WHAT THIS TASK INVOLVES
Look through the material and copy each line holding "title".

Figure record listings
--*--
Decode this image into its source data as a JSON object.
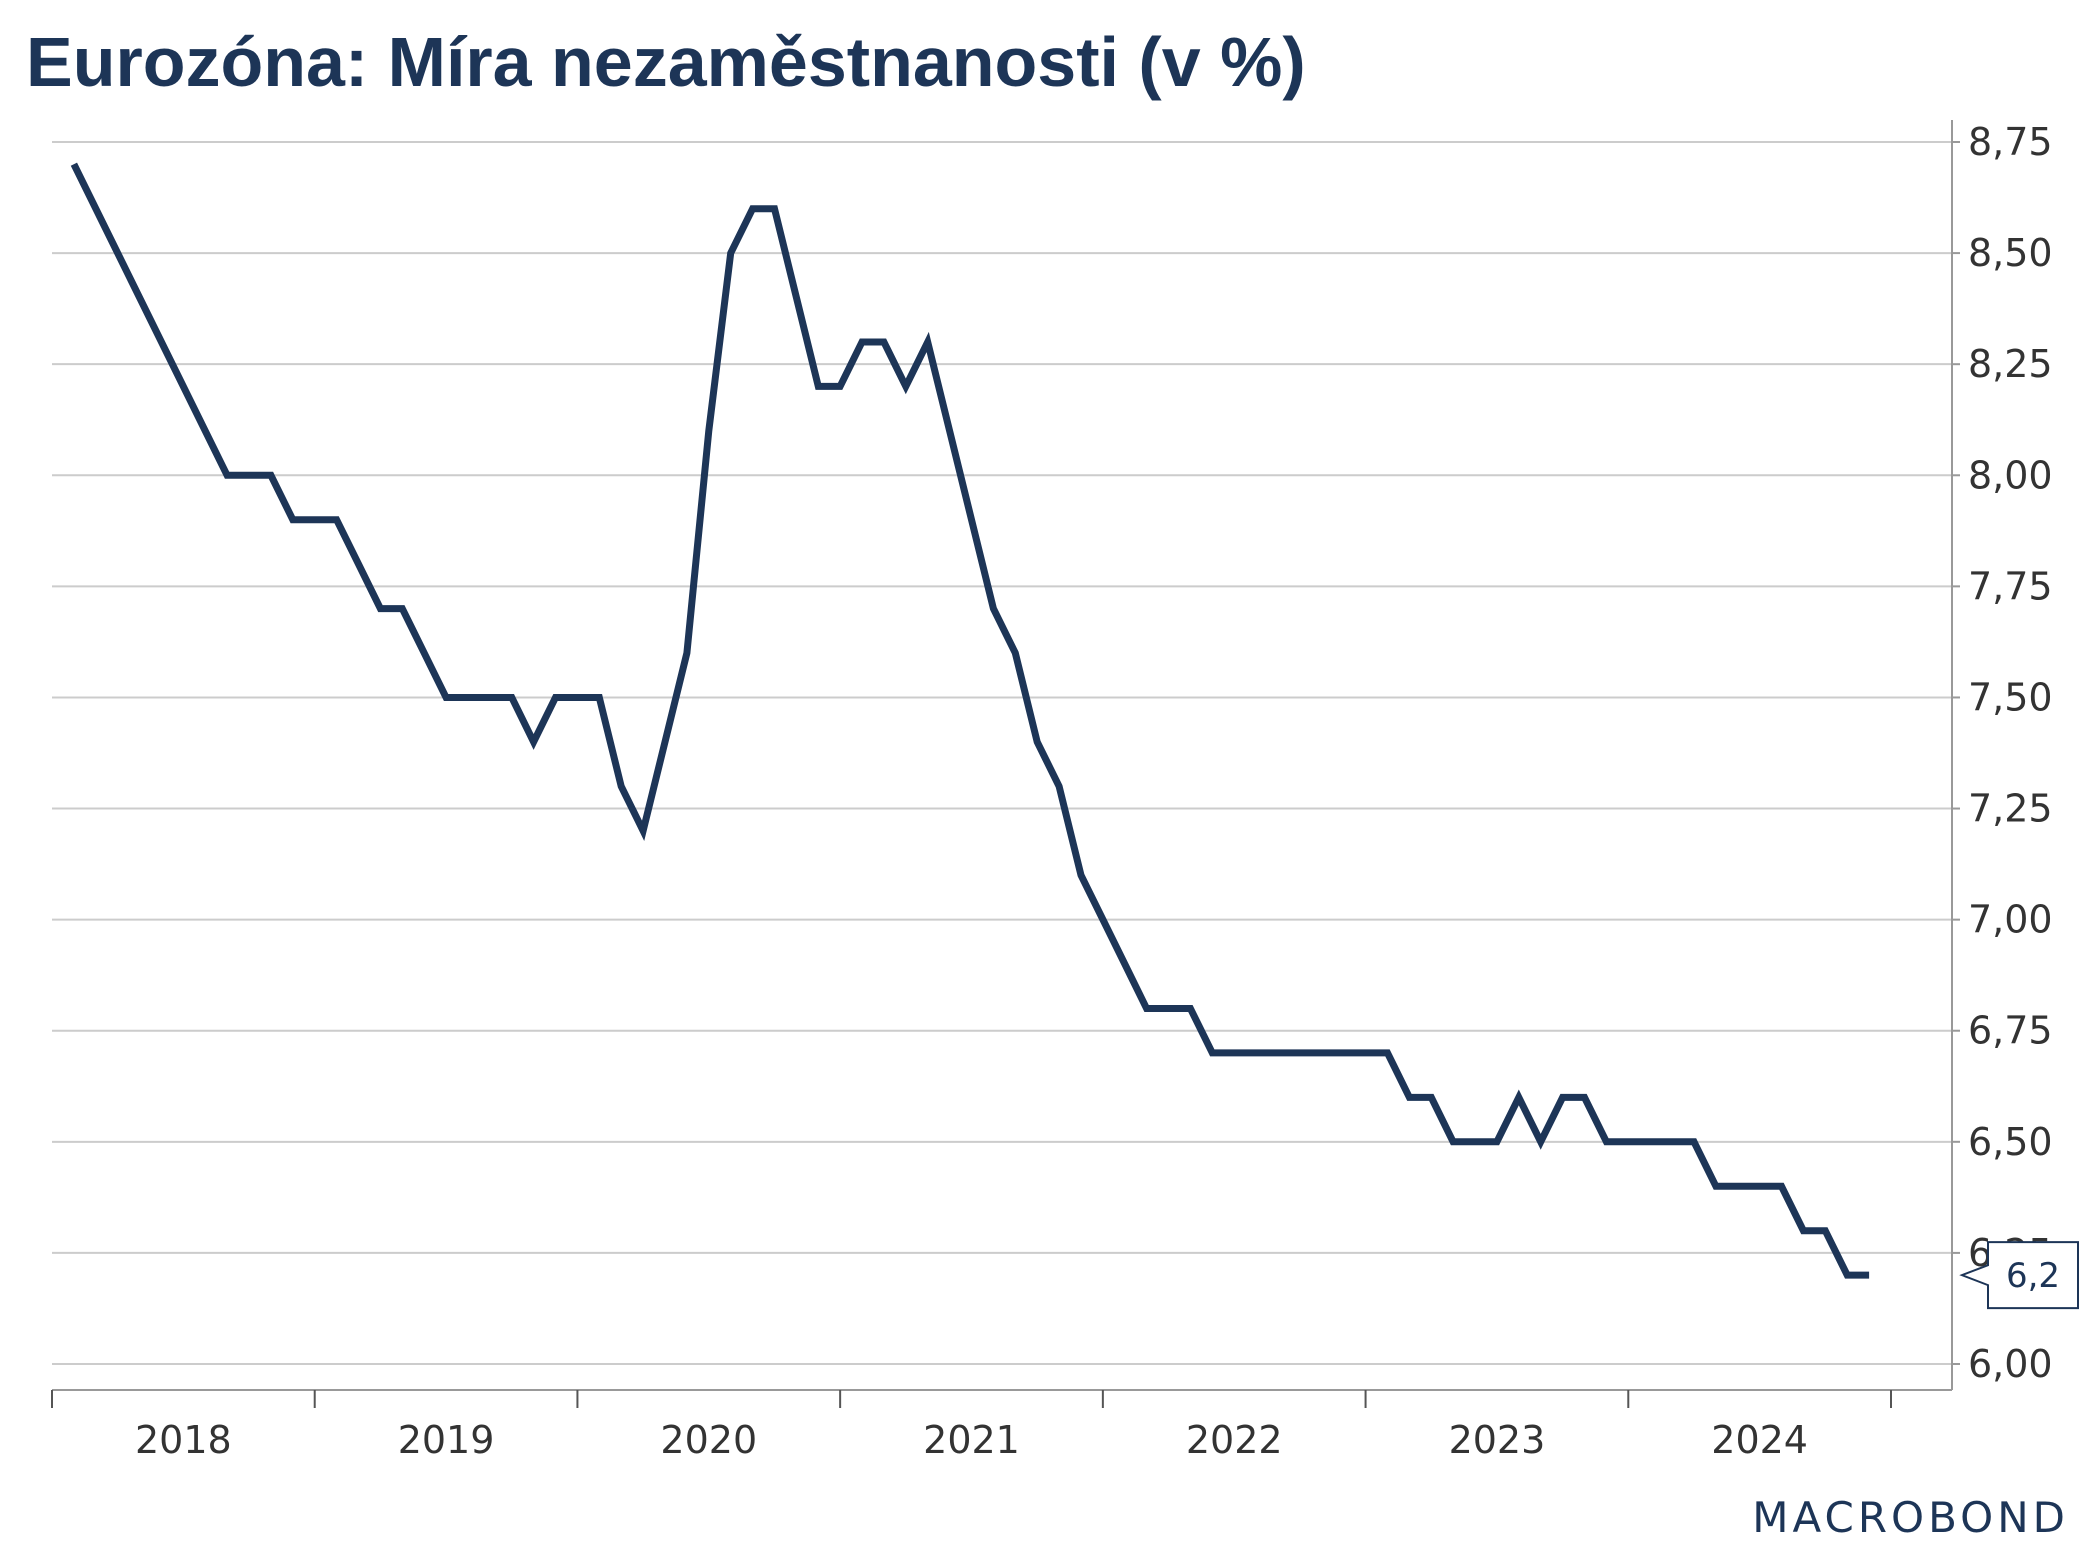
{
  "title": "Eurozóna: Míra nezaměstnanosti (v %)",
  "logo": "MACROBOND",
  "colors": {
    "line": "#1d3557",
    "grid": "#cccccc",
    "axis": "#999999",
    "text": "#333333"
  },
  "chart_data": {
    "type": "line",
    "title": "Eurozóna: Míra nezaměstnanosti (v %)",
    "xlabel": "",
    "ylabel": "",
    "y_axis_side": "right",
    "grid": true,
    "legend": "none",
    "ylim": [
      6.0,
      8.75
    ],
    "yticks": [
      "6,00",
      "6,25",
      "6,50",
      "6,75",
      "7,00",
      "7,25",
      "7,50",
      "7,75",
      "8,00",
      "8,25",
      "8,50",
      "8,75"
    ],
    "ytick_values": [
      6.0,
      6.25,
      6.5,
      6.75,
      7.0,
      7.25,
      7.5,
      7.75,
      8.0,
      8.25,
      8.5,
      8.75
    ],
    "xlim": [
      "2017-12",
      "2024-12"
    ],
    "xticks": [
      "2018",
      "2019",
      "2020",
      "2021",
      "2022",
      "2023",
      "2024"
    ],
    "last_value_label": "6,2",
    "series": [
      {
        "x": [
          "2018-01",
          "2018-08",
          "2018-09",
          "2018-10",
          "2018-11",
          "2018-12",
          "2019-01",
          "2019-02",
          "2019-03",
          "2019-04",
          "2019-05",
          "2019-06",
          "2019-07",
          "2019-08",
          "2019-09",
          "2019-10",
          "2019-11",
          "2019-12",
          "2020-01",
          "2020-02",
          "2020-03",
          "2020-04",
          "2020-05",
          "2020-06",
          "2020-07",
          "2020-08",
          "2020-09",
          "2020-10",
          "2020-11",
          "2020-12",
          "2021-01",
          "2021-02",
          "2021-03",
          "2021-04",
          "2021-05",
          "2021-06",
          "2021-07",
          "2021-08",
          "2021-09",
          "2021-10",
          "2021-11",
          "2021-12",
          "2022-01",
          "2022-02",
          "2022-03",
          "2022-04",
          "2022-05",
          "2022-06",
          "2022-07",
          "2022-08",
          "2022-09",
          "2022-10",
          "2022-11",
          "2022-12",
          "2023-01",
          "2023-02",
          "2023-03",
          "2023-04",
          "2023-05",
          "2023-06",
          "2023-07",
          "2023-08",
          "2023-09",
          "2023-10",
          "2023-11",
          "2023-12",
          "2024-01",
          "2024-02",
          "2024-03",
          "2024-04",
          "2024-05",
          "2024-06",
          "2024-07",
          "2024-08",
          "2024-09",
          "2024-10",
          "2024-11"
        ],
        "values": [
          8.7,
          8.0,
          8.0,
          8.0,
          7.9,
          7.9,
          7.9,
          7.8,
          7.7,
          7.7,
          7.6,
          7.5,
          7.5,
          7.5,
          7.5,
          7.4,
          7.5,
          7.5,
          7.5,
          7.3,
          7.2,
          7.4,
          7.6,
          8.1,
          8.5,
          8.6,
          8.6,
          8.4,
          8.2,
          8.2,
          8.3,
          8.3,
          8.2,
          8.3,
          8.1,
          7.9,
          7.7,
          7.6,
          7.4,
          7.3,
          7.1,
          7.0,
          6.9,
          6.8,
          6.8,
          6.8,
          6.7,
          6.7,
          6.7,
          6.7,
          6.7,
          6.7,
          6.7,
          6.7,
          6.7,
          6.6,
          6.6,
          6.5,
          6.5,
          6.5,
          6.6,
          6.5,
          6.6,
          6.6,
          6.5,
          6.5,
          6.5,
          6.5,
          6.5,
          6.4,
          6.4,
          6.4,
          6.4,
          6.3,
          6.3,
          6.2,
          6.2
        ]
      }
    ]
  }
}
--*--
RESULT OF THIS TASK
  "title": "Eurozóna: Míra nezaměstnanosti (v %)",
    "title": "Eurozóna: Míra nezaměstnanosti (v %)",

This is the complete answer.